MissingArgumentError – If pid_file_path is not provided or is empty.

bedrock_server_manager.core.system.process.terminate_process_by_pid(pid: int, terminate_timeout: int = 5, kill_timeout: int = 2)

Attempts to gracefully terminate, then forcefully kill, a process by PID.

This function implements a two-stage termination strategy:

  1. Graceful Termination (SIGTERM): It first sends a SIGTERM signal (process.terminate()) to the process with the given pid. It then waits for terminate_timeout seconds for the process to exit cleanly.

  2. Forceful Kill (SIGKILL): If the process does not terminate within the terminate_timeout, a SIGKILL signal (process.kill()) is sent to forcibly stop it. It then waits for kill_timeout seconds.

This approach gives the target process a chance to shut down gracefully (e.g., save data, release resources) before resorting to a forceful kill.

Parameters:
  • pid (int) – The Process ID of the process to terminate.

  • terminate_timeout (int, optional) – Seconds to wait for graceful termination after SIGTERM. Defaults to 5.

  • kill_timeout (int, optional) – Seconds to wait for the process to die after SIGKILL. Defaults to 2.

Raises:
  • SystemError – If the psutil library is not available.

  • MissingArgumentError – If pid is not an integer.

  • PermissionsError – If psutil is denied access when trying to terminate the process.

  • ServerStopError – For other psutil errors (e.g., process already exited before kill, unexpected errors) or if timeouts are invalid.

bedrock_server_manager.core.system.process.verify_process_identity(pid: int, expected_executable_path: str | None = None, expected_cwd: str | None = None, expected_command_args: str | List[str] | None = None)

Verifies if a running process matches an expected signature.

This function checks a process, identified by its pid, against one or more provided criteria: its executable path, its current working directory (CWD), and/or specific command-line arguments. This is useful for confirming that a PID read from a file indeed corresponds to the expected application or server process, and not some other unrelated process that happens to have the same PID if the original process died and its PID was recycled.

It uses psutil.Process(pid).oneshot() for efficient information retrieval. Path comparisons (for executable and CWD) are case-insensitive and normalized.

Parameters:
  • pid (int) – The Process ID of the process to verify.

• **Entries provided**:

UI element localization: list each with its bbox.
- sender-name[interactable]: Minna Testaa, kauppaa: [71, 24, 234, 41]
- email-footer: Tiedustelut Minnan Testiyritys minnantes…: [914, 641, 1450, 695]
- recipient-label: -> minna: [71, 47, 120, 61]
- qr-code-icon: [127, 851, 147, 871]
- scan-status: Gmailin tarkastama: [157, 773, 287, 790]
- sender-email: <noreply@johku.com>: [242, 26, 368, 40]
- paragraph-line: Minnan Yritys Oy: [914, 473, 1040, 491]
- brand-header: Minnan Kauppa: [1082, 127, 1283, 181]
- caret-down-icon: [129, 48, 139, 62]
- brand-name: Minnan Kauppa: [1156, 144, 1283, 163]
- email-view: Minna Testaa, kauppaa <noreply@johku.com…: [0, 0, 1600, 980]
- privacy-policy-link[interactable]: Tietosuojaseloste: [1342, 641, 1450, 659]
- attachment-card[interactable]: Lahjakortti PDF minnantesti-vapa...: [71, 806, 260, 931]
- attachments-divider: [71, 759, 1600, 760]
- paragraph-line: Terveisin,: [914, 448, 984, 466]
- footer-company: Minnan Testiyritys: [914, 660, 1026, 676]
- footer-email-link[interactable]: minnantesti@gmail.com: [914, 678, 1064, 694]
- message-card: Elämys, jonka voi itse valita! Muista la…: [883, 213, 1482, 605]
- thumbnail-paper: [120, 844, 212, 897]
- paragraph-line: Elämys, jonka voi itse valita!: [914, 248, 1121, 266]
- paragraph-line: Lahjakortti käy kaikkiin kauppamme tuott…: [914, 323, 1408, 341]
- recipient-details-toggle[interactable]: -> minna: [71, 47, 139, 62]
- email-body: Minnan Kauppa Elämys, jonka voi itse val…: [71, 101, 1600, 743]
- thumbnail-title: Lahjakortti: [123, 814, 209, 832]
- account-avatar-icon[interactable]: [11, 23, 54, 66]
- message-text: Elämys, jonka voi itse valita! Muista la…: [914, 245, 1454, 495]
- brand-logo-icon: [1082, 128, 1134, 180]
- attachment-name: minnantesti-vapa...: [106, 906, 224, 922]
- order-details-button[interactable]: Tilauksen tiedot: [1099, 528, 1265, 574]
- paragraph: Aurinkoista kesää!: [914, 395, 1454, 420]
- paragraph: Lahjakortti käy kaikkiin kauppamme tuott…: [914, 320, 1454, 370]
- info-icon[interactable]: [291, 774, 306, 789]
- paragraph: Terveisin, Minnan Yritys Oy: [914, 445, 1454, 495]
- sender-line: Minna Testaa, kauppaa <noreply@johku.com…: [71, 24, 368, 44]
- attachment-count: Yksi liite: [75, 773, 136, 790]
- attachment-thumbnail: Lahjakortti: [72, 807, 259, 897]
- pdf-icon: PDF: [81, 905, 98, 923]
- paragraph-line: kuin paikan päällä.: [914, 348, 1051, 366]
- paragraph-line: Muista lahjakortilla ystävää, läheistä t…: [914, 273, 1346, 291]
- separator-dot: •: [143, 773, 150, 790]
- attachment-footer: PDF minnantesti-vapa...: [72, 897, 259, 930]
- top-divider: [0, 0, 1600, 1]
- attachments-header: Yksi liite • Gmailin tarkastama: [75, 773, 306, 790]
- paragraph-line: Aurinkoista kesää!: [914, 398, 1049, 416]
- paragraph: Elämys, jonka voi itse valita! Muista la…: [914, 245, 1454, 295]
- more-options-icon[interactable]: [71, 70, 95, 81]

• **Your tasks**:
A - Duplicate the process-management documentation starting at "2. Forceful Kill" and ending at "Defaults to 5.".
B - In the process-management documentation, how many seconds does terminate_process_by_pid wait for graceful termination after SIGTERM by default?
C - Resume the process-management documentation from its last line.

• **Answers for the exercise**:
A -
2. Forceful Kill (SIGKILL): If the process does not terminate within the terminate_timeout, a SIGKILL signal (process.kill()) is sent to forcibly stop it. It then waits for kill_timeout seconds.

This approach gives the target process a chance to shut down gracefully (e.g., save data, release resources) before resorting to a forceful kill.

Parameters:
  • pid (int) – The Process ID of the process to terminate.

  • terminate_timeout (int, optional) – Seconds to wait for graceful termination after SIGTERM. Defaults to 5.

B - Five seconds.

C -
  • expected_executable_path (Optional[str], optional) – The expected absolute path of the main executable. Defaults to None.

  • expected_cwd (Optional[str], optional) – The expected absolute current working directory of the process. Defaults to None.

  • expected_command_args (Optional[Union[str, List[str]]], optional) – A specific string or a list of strings that are expected to be present in the process’s command-line arguments. Defaults to None.

Raises:
  • SystemError – If the psutil library is not available or if psutil encounters an internal error retrieving process information.

  • ServerProcessError – If the process with the given pid does not exist, or if it exists but does not match one or more of the provided expected criteria (mismatch details are included in the error message).

  • PermissionsError – If psutil is denied access when trying to get information for the specified pid.

  • MissingArgumentError – If pid is not an integer or if none of the optional verification criteria (expected_executable_path, expected_cwd, expected_command_args) are provided.

bedrock_server_manager.core.system.process.write_pid_to_file(pid_file_path: str, pid: int)

Writes a process ID (PID) to the specified file, creating directories if needed.

This function writes the given pid (converted to a string) to the file at pid_file_path. If the parent directory (or directories) for pid_file_path do not exist, they will be created. Any existing content in the file will be overwritten.

Parameters:
  • pid_file_path (str) – The absolute path to the PID file where the PID should be written.

  • pid (int) – The process ID to write to the file.

Raises:
  • MissingArgumentError – If pid_file_path is not provided or is empty, or if pid is not an integer.

  • FileOperationError – If an OSError occurs while creating directories or writing to the file (e.g., permission issues).